— begin RECORDS FOR THIS EXERCISE —

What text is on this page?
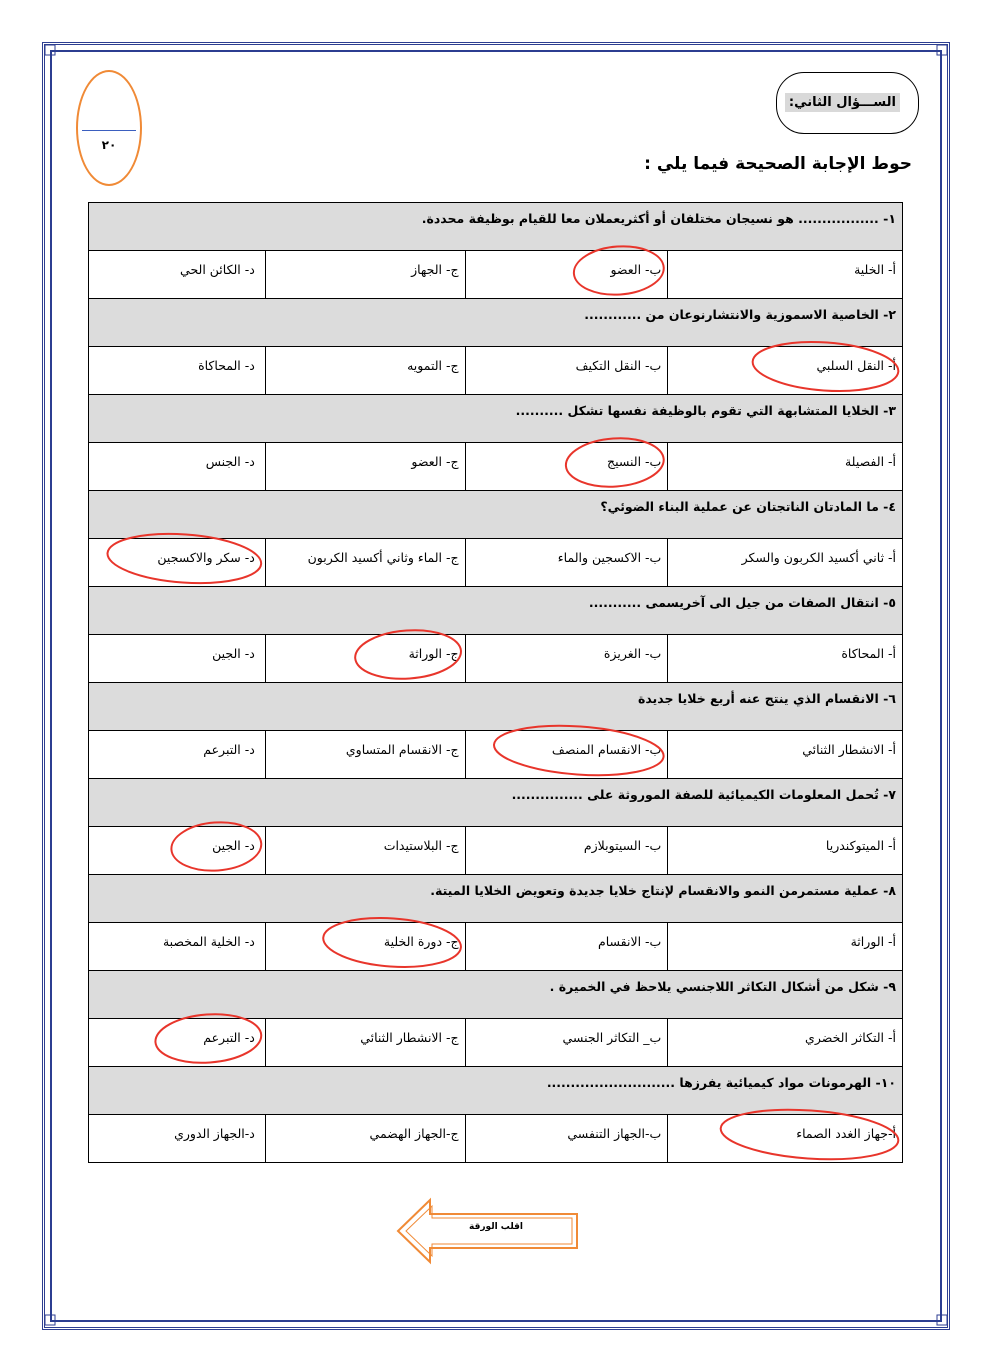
الســـؤال الثاني:
٢٠
حوط الإجابة الصحيحة فيما يلي :
١- ................. هو نسيجان مختلفان أو أكثريعملان معا للقيام بوظيفة محددة.			
أ- الخلية	ب- العضو	ج- الجهاز	د- الكائن الحي
٢- الخاصية الاسموزية والانتشارنوعان من ............			
أ- النقل السلبي	ب- النقل التكيف	ج- التمويه	د- المحاكاة
٣- الخلايا المتشابهة التي تقوم بالوظيفة نفسها تشكل ..........			
أ- الفصيلة	ب- النسيج	ج- العضو	د- الجنس
٤- ما المادتان الناتجتان عن عملية البناء الضوئي؟			
أ- ثاني أكسيد الكربون والسكر	ب- الاكسجين والماء	ج- الماء وثاني أكسيد الكربون	د- سكر والاكسجين
٥- انتقال الصفات من جيل الى آخريسمى ...........			
أ- المحاكاة	ب- الغريزة	ج- الوراثة	د- الجين
٦- الانقسام الذي ينتج عنه أربع خلايا جديدة			
أ- الانشطار الثنائي	ب- الانقسام المنصف	ج- الانقسام المتساوي	د- التبرعم
٧- تُحمل المعلومات الكيميائية للصفة الموروثة على ...............			
أ- الميتوكندريا	ب- السيتوبلازم	ج- البلاستيدات	د- الجين
٨- عملية مستمرمن النمو والانقسام لإنتاج خلايا جديدة وتعويض الخلايا الميتة.			
أ- الوراثة	ب- الانقسام	ج- دورة الخلية	د- الخلية المخصبة
٩- شكل من أشكال التكاثر اللاجنسي يلاحظ في الخميرة .			
أ- التكاثر الخضري	ب_ التكاثر الجنسي	ج- الانشطار الثنائي	د- التبرعم
١٠- الهرمونات مواد كيميائية يفرزها ...........................			
أ-جهاز الغدد الصماء	ب-الجهاز التنفسي	ج-الجهاز الهضمي	د-الجهاز الدوري
اقلب الورقة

— end RECORDS FOR THIS EXERCISE —

● INSTRUCTIONS TO FOLLOW:
Give nothing but the count of lines in the listing above that hold the string "التبرعم".

● FINISHED TASK:
2